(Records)
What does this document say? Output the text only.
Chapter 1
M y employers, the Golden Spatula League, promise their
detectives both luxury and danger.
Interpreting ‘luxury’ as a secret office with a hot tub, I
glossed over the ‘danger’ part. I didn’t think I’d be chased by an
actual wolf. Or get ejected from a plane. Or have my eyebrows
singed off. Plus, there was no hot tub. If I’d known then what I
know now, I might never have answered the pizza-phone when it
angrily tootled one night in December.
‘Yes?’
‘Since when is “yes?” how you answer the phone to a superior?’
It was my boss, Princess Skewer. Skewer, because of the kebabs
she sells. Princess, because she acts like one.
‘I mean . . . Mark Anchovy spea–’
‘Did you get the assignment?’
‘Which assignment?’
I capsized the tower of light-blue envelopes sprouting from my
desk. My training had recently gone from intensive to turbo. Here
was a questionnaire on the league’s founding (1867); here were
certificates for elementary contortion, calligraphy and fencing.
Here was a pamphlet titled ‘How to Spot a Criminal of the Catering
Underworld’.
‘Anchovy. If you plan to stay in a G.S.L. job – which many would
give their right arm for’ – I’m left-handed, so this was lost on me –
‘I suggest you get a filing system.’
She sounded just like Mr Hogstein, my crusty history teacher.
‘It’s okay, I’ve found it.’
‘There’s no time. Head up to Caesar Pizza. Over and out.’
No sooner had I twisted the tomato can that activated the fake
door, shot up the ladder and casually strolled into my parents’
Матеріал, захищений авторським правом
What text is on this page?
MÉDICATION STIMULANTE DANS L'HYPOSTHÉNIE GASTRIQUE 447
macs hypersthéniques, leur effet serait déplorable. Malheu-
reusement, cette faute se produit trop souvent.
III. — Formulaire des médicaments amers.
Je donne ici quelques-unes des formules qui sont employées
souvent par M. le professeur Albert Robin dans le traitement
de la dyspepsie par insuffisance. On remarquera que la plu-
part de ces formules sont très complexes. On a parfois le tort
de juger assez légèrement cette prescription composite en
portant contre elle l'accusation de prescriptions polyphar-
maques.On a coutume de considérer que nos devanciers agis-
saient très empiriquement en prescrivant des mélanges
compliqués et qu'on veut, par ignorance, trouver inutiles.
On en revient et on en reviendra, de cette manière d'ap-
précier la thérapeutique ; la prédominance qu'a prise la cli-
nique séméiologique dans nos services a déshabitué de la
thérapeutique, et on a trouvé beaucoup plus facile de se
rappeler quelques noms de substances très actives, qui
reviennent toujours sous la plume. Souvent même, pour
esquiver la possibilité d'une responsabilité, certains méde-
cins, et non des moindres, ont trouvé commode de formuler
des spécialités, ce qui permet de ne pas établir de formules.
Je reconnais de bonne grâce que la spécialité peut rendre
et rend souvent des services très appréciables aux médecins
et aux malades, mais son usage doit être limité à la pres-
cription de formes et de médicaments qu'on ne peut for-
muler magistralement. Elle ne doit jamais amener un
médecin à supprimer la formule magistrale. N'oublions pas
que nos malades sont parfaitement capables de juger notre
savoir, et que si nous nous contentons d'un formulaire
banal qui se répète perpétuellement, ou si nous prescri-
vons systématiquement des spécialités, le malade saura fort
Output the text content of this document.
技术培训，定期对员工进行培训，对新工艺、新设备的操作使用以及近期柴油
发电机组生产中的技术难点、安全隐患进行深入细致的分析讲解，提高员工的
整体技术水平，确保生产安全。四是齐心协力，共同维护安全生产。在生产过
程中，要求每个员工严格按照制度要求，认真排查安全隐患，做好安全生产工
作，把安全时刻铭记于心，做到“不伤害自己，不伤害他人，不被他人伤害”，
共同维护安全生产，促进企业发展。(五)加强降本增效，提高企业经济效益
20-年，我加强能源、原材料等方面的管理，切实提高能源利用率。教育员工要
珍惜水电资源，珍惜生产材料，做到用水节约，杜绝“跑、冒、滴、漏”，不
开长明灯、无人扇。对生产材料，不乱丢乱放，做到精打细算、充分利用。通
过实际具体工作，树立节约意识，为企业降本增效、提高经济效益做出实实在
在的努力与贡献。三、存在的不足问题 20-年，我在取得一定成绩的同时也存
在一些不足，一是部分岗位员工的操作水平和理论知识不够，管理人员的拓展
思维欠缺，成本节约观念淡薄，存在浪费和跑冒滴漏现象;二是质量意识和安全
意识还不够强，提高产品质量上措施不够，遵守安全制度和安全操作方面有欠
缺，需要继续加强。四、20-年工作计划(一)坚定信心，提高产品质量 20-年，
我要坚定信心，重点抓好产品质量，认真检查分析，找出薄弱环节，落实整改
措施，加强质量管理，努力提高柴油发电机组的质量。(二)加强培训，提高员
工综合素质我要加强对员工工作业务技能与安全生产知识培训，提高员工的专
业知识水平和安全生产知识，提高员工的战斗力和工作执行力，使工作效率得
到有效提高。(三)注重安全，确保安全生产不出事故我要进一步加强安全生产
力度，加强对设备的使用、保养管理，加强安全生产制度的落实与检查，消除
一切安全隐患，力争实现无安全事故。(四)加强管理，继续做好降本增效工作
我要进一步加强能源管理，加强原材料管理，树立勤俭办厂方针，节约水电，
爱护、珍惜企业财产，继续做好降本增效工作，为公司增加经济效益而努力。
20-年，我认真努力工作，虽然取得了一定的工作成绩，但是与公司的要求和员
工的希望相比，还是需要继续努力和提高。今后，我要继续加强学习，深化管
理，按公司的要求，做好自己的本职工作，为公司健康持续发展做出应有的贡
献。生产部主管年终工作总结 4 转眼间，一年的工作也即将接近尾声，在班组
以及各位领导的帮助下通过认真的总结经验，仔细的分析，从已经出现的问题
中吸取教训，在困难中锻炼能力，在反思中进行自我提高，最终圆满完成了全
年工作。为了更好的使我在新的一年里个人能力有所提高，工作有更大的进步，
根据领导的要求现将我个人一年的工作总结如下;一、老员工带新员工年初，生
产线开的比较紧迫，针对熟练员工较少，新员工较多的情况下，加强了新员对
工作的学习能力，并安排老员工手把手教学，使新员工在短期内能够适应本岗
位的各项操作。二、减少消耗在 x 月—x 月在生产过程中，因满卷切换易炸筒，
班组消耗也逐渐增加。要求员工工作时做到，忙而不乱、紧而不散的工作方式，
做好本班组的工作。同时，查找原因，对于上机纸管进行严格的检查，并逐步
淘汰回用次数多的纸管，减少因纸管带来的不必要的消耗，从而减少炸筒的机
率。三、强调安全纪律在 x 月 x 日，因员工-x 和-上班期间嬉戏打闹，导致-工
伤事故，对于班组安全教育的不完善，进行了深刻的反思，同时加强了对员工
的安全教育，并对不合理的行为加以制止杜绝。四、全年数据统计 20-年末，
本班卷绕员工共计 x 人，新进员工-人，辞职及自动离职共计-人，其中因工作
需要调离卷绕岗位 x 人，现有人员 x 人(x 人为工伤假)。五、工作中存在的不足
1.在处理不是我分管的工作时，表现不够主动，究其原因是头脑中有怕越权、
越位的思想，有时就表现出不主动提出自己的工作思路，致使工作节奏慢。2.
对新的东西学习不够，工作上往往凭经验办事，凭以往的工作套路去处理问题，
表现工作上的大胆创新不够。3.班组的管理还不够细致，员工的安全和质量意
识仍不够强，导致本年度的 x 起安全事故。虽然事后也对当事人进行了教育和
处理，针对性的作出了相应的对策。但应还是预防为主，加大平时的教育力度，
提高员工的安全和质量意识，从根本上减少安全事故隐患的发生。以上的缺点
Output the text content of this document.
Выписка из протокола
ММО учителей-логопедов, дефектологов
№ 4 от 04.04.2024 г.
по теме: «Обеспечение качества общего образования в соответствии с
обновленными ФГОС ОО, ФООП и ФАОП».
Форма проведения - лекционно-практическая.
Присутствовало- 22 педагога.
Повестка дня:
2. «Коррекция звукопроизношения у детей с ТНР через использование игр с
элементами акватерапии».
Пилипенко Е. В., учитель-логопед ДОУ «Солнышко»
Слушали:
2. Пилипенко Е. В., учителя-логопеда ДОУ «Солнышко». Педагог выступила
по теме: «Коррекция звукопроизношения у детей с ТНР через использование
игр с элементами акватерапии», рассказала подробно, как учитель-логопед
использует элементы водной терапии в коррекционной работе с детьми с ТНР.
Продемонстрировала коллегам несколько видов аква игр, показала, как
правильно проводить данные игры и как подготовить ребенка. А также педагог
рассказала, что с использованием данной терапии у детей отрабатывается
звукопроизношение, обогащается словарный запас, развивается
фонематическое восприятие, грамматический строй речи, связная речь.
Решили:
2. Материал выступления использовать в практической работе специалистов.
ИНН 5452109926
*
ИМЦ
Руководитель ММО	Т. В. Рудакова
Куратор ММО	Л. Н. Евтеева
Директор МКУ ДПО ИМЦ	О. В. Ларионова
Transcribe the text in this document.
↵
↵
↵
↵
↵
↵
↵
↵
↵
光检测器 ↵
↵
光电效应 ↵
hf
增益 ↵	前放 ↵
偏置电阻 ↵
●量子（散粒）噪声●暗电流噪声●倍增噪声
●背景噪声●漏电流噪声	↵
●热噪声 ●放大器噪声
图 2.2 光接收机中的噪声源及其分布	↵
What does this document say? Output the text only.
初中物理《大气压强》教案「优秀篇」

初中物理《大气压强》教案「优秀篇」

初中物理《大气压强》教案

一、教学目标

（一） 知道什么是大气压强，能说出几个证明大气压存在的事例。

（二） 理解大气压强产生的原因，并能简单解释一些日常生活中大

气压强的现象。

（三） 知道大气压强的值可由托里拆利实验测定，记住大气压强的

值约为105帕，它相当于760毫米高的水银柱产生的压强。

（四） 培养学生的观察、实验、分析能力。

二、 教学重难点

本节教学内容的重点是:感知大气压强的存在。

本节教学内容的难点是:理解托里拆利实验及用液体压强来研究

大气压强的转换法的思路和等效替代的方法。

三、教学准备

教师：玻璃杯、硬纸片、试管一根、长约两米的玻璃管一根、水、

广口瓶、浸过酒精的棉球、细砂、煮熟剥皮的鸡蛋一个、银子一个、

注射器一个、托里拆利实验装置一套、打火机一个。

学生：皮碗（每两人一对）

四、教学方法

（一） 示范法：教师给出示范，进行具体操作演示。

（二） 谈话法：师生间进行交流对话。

#### Exercise description:
Copy every line in the entries above that has the string "акватерапии" in it.

#### Final result:
элементами акватерапии».
игр с элементами акватерапии», рассказала подробно, как учитель-логопед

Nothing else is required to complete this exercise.